• [YOUR GOAL]
Reproduce every line of the items below verbatim, without changing a single character.

Some records:
>>>

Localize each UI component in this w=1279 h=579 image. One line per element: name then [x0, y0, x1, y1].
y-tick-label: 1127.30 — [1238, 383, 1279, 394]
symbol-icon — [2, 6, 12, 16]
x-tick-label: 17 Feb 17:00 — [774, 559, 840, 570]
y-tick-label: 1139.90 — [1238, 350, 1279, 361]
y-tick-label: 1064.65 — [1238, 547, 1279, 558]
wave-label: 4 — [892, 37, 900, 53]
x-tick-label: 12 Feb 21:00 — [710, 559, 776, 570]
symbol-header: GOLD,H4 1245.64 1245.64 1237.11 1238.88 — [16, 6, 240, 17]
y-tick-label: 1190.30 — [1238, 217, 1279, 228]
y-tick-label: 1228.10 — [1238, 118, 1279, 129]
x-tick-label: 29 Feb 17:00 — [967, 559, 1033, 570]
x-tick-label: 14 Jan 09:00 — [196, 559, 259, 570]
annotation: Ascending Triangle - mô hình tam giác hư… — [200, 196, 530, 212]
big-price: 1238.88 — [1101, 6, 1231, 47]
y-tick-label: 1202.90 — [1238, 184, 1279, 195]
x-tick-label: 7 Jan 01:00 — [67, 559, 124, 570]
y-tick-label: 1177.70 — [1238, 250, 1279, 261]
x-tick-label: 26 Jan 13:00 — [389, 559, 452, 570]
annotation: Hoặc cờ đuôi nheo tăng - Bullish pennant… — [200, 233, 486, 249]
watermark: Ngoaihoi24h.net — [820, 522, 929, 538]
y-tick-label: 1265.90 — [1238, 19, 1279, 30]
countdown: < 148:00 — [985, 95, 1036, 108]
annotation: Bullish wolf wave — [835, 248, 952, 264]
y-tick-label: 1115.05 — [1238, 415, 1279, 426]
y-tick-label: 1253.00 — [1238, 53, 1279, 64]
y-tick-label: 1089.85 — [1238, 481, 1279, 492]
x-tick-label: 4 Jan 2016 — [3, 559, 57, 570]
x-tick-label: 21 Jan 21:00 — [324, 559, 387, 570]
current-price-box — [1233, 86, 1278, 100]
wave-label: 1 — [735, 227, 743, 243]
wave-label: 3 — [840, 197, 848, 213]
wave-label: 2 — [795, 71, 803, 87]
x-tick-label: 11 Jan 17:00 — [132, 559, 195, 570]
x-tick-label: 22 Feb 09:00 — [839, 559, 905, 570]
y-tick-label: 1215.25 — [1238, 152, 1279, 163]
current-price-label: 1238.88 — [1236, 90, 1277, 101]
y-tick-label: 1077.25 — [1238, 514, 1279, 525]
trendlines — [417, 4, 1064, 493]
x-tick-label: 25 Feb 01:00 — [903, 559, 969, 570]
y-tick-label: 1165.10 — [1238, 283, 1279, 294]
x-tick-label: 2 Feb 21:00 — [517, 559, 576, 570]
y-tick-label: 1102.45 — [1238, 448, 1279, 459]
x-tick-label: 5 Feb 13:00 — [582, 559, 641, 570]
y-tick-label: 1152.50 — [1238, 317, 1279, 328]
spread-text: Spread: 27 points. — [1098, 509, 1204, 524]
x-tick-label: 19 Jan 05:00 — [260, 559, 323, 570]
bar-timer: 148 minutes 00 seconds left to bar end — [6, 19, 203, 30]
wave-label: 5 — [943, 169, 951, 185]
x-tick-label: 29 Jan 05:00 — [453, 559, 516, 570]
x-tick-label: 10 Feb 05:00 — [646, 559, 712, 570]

<<<

• [TASK SOLUTION]
Localize each UI component in this w=1279 h=579 image. One line per element: name then [x0, y0, x1, y1].
y-tick-label: 1127.30 — [1238, 383, 1279, 394]
symbol-icon — [2, 6, 12, 16]
x-tick-label: 17 Feb 17:00 — [774, 559, 840, 570]
y-tick-label: 1139.90 — [1238, 350, 1279, 361]
y-tick-label: 1064.65 — [1238, 547, 1279, 558]
wave-label: 4 — [892, 37, 900, 53]
x-tick-label: 12 Feb 21:00 — [710, 559, 776, 570]
symbol-header: GOLD,H4 1245.64 1245.64 1237.11 1238.88 — [16, 6, 240, 17]
y-tick-label: 1190.30 — [1238, 217, 1279, 228]
y-tick-label: 1228.10 — [1238, 118, 1279, 129]
x-tick-label: 29 Feb 17:00 — [967, 559, 1033, 570]
x-tick-label: 14 Jan 09:00 — [196, 559, 259, 570]
annotation: Ascending Triangle - mô hình tam giác hư… — [200, 196, 530, 212]
big-price: 1238.88 — [1101, 6, 1231, 47]
y-tick-label: 1202.90 — [1238, 184, 1279, 195]
x-tick-label: 7 Jan 01:00 — [67, 559, 124, 570]
y-tick-label: 1177.70 — [1238, 250, 1279, 261]
x-tick-label: 26 Jan 13:00 — [389, 559, 452, 570]
annotation: Hoặc cờ đuôi nheo tăng - Bullish pennant… — [200, 233, 486, 249]
watermark: Ngoaihoi24h.net — [820, 522, 929, 538]
y-tick-label: 1265.90 — [1238, 19, 1279, 30]
countdown: < 148:00 — [985, 95, 1036, 108]
annotation: Bullish wolf wave — [835, 248, 952, 264]
y-tick-label: 1115.05 — [1238, 415, 1279, 426]
y-tick-label: 1253.00 — [1238, 53, 1279, 64]
y-tick-label: 1089.85 — [1238, 481, 1279, 492]
x-tick-label: 4 Jan 2016 — [3, 559, 57, 570]
x-tick-label: 21 Jan 21:00 — [324, 559, 387, 570]
current-price-box — [1233, 86, 1278, 100]
wave-label: 1 — [735, 227, 743, 243]
wave-label: 3 — [840, 197, 848, 213]
wave-label: 2 — [795, 71, 803, 87]
x-tick-label: 11 Jan 17:00 — [132, 559, 195, 570]
x-tick-label: 22 Feb 09:00 — [839, 559, 905, 570]
y-tick-label: 1215.25 — [1238, 152, 1279, 163]
current-price-label: 1238.88 — [1236, 90, 1277, 101]
y-tick-label: 1077.25 — [1238, 514, 1279, 525]
trendlines — [417, 4, 1064, 493]
x-tick-label: 25 Feb 01:00 — [903, 559, 969, 570]
y-tick-label: 1165.10 — [1238, 283, 1279, 294]
x-tick-label: 2 Feb 21:00 — [517, 559, 576, 570]
y-tick-label: 1102.45 — [1238, 448, 1279, 459]
x-tick-label: 5 Feb 13:00 — [582, 559, 641, 570]
y-tick-label: 1152.50 — [1238, 317, 1279, 328]
spread-text: Spread: 27 points. — [1098, 509, 1204, 524]
x-tick-label: 19 Jan 05:00 — [260, 559, 323, 570]
bar-timer: 148 minutes 00 seconds left to bar end — [6, 19, 203, 30]
wave-label: 5 — [943, 169, 951, 185]
x-tick-label: 29 Jan 05:00 — [453, 559, 516, 570]
x-tick-label: 10 Feb 05:00 — [646, 559, 712, 570]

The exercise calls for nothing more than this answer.